* **PROBLEM TO WORK ON**:
Scan the entries below for the word "Karsastus". Copy each line that has it.

>>

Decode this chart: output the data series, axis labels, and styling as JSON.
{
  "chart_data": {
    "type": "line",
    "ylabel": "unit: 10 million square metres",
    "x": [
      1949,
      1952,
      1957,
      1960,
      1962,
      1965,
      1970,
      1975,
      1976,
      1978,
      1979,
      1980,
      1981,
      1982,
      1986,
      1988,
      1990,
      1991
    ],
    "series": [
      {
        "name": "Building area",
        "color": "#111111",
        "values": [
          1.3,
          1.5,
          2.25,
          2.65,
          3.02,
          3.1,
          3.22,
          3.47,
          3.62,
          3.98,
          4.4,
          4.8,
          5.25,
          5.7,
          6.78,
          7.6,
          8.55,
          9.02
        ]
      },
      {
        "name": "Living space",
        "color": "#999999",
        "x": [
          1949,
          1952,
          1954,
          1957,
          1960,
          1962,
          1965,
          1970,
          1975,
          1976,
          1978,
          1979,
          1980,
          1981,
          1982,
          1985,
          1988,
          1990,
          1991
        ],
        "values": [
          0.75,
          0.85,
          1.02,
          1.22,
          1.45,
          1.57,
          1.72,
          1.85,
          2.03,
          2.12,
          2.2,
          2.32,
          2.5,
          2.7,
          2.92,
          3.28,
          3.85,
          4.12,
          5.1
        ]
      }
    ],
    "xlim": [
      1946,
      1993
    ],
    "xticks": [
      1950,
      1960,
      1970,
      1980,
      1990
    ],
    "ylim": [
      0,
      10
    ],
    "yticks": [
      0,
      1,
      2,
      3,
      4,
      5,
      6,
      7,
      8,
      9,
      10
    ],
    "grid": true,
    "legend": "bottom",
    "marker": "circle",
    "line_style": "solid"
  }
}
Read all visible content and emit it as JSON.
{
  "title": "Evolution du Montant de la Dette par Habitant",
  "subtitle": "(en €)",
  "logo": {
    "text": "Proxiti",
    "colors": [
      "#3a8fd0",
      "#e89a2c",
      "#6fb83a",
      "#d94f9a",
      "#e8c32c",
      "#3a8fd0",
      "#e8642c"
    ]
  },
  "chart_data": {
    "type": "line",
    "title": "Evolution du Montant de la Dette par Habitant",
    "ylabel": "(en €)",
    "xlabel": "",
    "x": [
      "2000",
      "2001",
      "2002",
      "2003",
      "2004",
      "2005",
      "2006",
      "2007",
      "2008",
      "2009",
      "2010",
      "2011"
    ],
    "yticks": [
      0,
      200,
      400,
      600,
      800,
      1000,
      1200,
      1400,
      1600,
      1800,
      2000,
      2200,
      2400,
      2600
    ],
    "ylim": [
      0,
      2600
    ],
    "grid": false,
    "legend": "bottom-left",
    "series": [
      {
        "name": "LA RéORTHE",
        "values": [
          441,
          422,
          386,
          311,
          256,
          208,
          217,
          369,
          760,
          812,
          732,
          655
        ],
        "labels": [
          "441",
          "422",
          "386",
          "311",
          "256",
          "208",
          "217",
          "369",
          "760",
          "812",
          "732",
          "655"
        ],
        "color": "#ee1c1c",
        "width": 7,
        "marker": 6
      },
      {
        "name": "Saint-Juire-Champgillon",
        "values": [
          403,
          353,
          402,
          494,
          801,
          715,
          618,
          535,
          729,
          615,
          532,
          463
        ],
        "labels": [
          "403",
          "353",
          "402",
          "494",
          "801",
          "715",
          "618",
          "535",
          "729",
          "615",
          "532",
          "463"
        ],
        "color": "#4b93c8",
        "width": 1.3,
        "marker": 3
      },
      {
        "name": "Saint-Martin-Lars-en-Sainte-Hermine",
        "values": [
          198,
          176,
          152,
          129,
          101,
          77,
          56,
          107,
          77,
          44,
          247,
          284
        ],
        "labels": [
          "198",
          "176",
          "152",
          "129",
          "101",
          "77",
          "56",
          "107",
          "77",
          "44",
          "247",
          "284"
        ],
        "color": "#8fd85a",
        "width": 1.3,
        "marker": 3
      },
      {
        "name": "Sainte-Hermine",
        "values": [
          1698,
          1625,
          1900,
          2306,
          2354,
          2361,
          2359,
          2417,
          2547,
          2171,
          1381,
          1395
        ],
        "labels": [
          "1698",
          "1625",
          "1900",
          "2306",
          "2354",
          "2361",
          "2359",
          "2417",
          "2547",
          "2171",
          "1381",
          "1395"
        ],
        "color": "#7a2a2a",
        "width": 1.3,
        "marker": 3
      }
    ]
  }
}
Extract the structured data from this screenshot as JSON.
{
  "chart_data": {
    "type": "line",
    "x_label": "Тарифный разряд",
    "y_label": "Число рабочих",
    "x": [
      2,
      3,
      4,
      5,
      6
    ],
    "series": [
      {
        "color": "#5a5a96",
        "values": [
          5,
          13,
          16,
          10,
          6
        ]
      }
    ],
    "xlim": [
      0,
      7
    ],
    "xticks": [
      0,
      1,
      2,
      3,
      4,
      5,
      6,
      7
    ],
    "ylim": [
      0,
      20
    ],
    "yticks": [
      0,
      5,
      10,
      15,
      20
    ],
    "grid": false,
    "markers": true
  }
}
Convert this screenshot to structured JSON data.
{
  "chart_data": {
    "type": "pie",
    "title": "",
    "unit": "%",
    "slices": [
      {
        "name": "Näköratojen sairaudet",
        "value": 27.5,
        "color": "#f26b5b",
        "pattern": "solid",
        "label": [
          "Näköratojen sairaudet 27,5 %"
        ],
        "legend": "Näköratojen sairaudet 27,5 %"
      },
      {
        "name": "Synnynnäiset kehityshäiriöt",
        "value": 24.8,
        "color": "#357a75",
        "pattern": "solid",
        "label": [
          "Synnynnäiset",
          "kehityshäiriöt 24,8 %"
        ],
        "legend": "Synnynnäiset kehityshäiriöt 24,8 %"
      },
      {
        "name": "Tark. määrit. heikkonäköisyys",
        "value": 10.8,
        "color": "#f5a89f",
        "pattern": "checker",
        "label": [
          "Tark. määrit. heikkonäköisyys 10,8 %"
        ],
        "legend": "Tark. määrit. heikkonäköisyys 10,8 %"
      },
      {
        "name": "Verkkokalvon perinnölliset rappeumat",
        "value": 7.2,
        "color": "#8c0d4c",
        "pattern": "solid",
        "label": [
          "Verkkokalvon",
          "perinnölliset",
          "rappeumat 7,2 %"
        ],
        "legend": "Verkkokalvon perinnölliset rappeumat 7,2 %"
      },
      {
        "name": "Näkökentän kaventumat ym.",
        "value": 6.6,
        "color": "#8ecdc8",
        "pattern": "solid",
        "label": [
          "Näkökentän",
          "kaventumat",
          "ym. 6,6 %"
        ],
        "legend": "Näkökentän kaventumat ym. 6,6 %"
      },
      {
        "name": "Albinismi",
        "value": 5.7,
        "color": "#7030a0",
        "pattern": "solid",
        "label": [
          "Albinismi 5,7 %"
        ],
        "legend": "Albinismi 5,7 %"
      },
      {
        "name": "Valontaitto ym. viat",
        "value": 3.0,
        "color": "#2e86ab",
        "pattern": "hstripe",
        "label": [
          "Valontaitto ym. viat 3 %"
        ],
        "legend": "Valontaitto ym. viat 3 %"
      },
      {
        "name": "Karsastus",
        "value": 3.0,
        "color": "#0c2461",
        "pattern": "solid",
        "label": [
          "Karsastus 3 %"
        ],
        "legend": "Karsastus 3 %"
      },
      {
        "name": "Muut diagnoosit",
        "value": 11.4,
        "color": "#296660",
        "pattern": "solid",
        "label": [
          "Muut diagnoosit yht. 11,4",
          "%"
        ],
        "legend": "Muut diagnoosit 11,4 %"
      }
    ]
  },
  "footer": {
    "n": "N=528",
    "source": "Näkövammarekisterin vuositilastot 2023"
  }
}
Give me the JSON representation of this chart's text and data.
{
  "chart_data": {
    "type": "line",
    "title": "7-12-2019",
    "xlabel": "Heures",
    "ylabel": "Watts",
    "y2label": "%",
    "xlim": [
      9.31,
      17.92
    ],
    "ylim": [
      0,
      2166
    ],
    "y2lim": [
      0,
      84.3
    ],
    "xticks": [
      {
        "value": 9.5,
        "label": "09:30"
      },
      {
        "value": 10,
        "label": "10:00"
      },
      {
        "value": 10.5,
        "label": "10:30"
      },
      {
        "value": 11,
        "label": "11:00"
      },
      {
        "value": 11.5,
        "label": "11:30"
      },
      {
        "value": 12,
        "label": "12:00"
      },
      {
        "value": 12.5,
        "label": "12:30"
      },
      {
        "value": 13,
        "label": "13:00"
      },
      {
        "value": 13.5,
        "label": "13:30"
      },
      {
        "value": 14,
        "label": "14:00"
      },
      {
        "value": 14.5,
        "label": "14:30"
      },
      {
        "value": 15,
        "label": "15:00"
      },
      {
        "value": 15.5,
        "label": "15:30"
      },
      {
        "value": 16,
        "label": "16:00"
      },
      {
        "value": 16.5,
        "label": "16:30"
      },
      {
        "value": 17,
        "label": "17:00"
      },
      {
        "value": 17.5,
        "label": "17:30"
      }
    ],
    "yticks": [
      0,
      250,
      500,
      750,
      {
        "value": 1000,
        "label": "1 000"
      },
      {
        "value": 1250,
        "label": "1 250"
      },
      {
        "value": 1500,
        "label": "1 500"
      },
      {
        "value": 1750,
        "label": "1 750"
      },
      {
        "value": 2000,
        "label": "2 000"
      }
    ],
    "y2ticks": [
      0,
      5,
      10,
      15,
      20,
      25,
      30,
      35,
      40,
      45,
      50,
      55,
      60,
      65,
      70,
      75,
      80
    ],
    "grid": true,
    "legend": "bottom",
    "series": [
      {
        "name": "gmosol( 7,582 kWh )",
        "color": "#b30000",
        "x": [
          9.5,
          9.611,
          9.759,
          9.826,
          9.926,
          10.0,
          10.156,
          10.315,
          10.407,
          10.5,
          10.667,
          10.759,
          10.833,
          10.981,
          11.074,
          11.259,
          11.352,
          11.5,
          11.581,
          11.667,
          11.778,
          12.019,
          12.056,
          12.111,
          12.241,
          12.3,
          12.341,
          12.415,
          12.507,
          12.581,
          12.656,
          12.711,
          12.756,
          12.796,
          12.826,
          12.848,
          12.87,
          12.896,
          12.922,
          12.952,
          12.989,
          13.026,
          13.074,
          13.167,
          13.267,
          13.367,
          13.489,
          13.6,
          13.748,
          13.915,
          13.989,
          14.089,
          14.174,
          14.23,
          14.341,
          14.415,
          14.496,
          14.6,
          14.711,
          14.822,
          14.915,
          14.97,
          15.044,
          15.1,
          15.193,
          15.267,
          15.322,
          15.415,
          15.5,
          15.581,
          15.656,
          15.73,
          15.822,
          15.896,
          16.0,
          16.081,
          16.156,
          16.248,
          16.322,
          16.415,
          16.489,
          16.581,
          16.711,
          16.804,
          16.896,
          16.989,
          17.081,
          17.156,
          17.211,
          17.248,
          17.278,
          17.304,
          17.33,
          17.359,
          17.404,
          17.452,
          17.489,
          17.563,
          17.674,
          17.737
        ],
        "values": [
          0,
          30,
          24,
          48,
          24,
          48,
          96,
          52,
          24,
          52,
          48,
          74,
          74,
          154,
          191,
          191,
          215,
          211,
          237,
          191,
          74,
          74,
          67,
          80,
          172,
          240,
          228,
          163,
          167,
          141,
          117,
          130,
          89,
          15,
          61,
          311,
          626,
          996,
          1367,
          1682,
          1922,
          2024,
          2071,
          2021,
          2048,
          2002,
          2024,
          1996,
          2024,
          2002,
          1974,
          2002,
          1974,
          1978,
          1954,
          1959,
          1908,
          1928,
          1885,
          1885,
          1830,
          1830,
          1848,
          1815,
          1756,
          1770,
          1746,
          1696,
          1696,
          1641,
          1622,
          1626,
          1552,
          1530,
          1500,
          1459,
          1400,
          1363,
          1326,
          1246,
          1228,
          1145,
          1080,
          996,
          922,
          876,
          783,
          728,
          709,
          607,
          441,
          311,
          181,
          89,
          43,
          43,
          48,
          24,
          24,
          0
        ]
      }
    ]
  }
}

<<

* **ANSWER**:
        "name": "Karsastus",
          "Karsastus 3 %"
        "legend": "Karsastus 3 %"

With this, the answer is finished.